PROBLEM DETAILS: Write out the listing below again, precisely as it is given.

Start

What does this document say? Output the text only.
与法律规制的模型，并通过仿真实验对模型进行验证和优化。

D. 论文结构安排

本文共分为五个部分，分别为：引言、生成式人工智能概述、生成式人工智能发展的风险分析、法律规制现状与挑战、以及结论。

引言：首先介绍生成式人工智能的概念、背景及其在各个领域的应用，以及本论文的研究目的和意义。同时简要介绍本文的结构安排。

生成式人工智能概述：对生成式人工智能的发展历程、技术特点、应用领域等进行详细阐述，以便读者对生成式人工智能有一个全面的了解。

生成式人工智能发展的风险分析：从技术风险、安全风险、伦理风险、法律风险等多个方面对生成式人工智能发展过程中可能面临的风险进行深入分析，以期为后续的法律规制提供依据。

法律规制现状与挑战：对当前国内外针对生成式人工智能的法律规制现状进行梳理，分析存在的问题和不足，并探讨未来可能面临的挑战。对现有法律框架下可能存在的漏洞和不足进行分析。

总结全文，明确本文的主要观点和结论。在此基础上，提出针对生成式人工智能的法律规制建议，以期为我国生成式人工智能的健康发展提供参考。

End

PROBLEM SOLUTION:
What does this document say? Output the text only.
与法律规制的模型，并通过仿真实验对模型进行验证和优化。

D. 论文结构安排

本文共分为五个部分，分别为：引言、生成式人工智能概述、生成式人工智能发展的风险分析、法律规制现状与挑战、以及结论。

引言：首先介绍生成式人工智能的概念、背景及其在各个领域的应用，以及本论文的研究目的和意义。同时简要介绍本文的结构安排。

生成式人工智能概述：对生成式人工智能的发展历程、技术特点、应用领域等进行详细阐述，以便读者对生成式人工智能有一个全面的了解。

生成式人工智能发展的风险分析：从技术风险、安全风险、伦理风险、法律风险等多个方面对生成式人工智能发展过程中可能面临的风险进行深入分析，以期为后续的法律规制提供依据。

法律规制现状与挑战：对当前国内外针对生成式人工智能的法律规制现状进行梳理，分析存在的问题和不足，并探讨未来可能面临的挑战。对现有法律框架下可能存在的漏洞和不足进行分析。

总结全文，明确本文的主要观点和结论。在此基础上，提出针对生成式人工智能的法律规制建议，以期为我国生成式人工智能的健康发展提供参考。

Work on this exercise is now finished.